** BEGIN Task material **

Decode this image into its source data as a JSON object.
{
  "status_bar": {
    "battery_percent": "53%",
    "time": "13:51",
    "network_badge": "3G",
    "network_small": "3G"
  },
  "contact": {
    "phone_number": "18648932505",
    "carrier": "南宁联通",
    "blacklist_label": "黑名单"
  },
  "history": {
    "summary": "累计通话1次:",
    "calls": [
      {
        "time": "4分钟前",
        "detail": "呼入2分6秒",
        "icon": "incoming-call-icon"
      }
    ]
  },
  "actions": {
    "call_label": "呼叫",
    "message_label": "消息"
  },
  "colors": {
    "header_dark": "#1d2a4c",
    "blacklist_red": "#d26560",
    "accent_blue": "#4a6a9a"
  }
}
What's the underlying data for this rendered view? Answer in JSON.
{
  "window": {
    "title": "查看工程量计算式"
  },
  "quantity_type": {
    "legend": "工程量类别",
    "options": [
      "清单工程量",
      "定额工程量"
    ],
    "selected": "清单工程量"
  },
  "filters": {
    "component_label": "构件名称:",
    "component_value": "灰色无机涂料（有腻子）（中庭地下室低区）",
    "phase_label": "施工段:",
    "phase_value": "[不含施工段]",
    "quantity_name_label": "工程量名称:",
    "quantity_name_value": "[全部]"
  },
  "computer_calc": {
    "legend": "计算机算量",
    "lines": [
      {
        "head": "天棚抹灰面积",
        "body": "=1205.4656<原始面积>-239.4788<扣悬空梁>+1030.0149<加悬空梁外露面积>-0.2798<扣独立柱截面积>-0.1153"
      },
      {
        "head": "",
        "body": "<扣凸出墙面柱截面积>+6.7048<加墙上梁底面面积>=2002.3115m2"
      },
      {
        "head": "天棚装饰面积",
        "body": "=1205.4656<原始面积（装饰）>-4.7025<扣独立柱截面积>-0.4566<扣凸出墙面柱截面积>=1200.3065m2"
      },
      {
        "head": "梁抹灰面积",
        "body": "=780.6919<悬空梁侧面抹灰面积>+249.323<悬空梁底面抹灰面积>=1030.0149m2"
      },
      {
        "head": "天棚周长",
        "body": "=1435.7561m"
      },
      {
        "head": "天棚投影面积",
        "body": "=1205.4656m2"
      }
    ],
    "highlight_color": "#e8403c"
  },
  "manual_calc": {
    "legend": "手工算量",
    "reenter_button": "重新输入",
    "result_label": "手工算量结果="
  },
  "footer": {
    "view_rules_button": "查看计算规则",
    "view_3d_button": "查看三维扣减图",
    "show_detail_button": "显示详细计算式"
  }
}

** END Task material **

Given task
Return every line of the material exactly.

Exercise result
Decode this image into its source data as a JSON object.
{
  "status_bar": {
    "battery_percent": "53%",
    "time": "13:51",
    "network_badge": "3G",
    "network_small": "3G"
  },
  "contact": {
    "phone_number": "18648932505",
    "carrier": "南宁联通",
    "blacklist_label": "黑名单"
  },
  "history": {
    "summary": "累计通话1次:",
    "calls": [
      {
        "time": "4分钟前",
        "detail": "呼入2分6秒",
        "icon": "incoming-call-icon"
      }
    ]
  },
  "actions": {
    "call_label": "呼叫",
    "message_label": "消息"
  },
  "colors": {
    "header_dark": "#1d2a4c",
    "blacklist_red": "#d26560",
    "accent_blue": "#4a6a9a"
  }
}
What's the underlying data for this rendered view? Answer in JSON.
{
  "window": {
    "title": "查看工程量计算式"
  },
  "quantity_type": {
    "legend": "工程量类别",
    "options": [
      "清单工程量",
      "定额工程量"
    ],
    "selected": "清单工程量"
  },
  "filters": {
    "component_label": "构件名称:",
    "component_value": "灰色无机涂料（有腻子）（中庭地下室低区）",
    "phase_label": "施工段:",
    "phase_value": "[不含施工段]",
    "quantity_name_label": "工程量名称:",
    "quantity_name_value": "[全部]"
  },
  "computer_calc": {
    "legend": "计算机算量",
    "lines": [
      {
        "head": "天棚抹灰面积",
        "body": "=1205.4656<原始面积>-239.4788<扣悬空梁>+1030.0149<加悬空梁外露面积>-0.2798<扣独立柱截面积>-0.1153"
      },
      {
        "head": "",
        "body": "<扣凸出墙面柱截面积>+6.7048<加墙上梁底面面积>=2002.3115m2"
      },
      {
        "head": "天棚装饰面积",
        "body": "=1205.4656<原始面积（装饰）>-4.7025<扣独立柱截面积>-0.4566<扣凸出墙面柱截面积>=1200.3065m2"
      },
      {
        "head": "梁抹灰面积",
        "body": "=780.6919<悬空梁侧面抹灰面积>+249.323<悬空梁底面抹灰面积>=1030.0149m2"
      },
      {
        "head": "天棚周长",
        "body": "=1435.7561m"
      },
      {
        "head": "天棚投影面积",
        "body": "=1205.4656m2"
      }
    ],
    "highlight_color": "#e8403c"
  },
  "manual_calc": {
    "legend": "手工算量",
    "reenter_button": "重新输入",
    "result_label": "手工算量结果="
  },
  "footer": {
    "view_rules_button": "查看计算规则",
    "view_3d_button": "查看三维扣减图",
    "show_detail_button": "显示详细计算式"
  }
}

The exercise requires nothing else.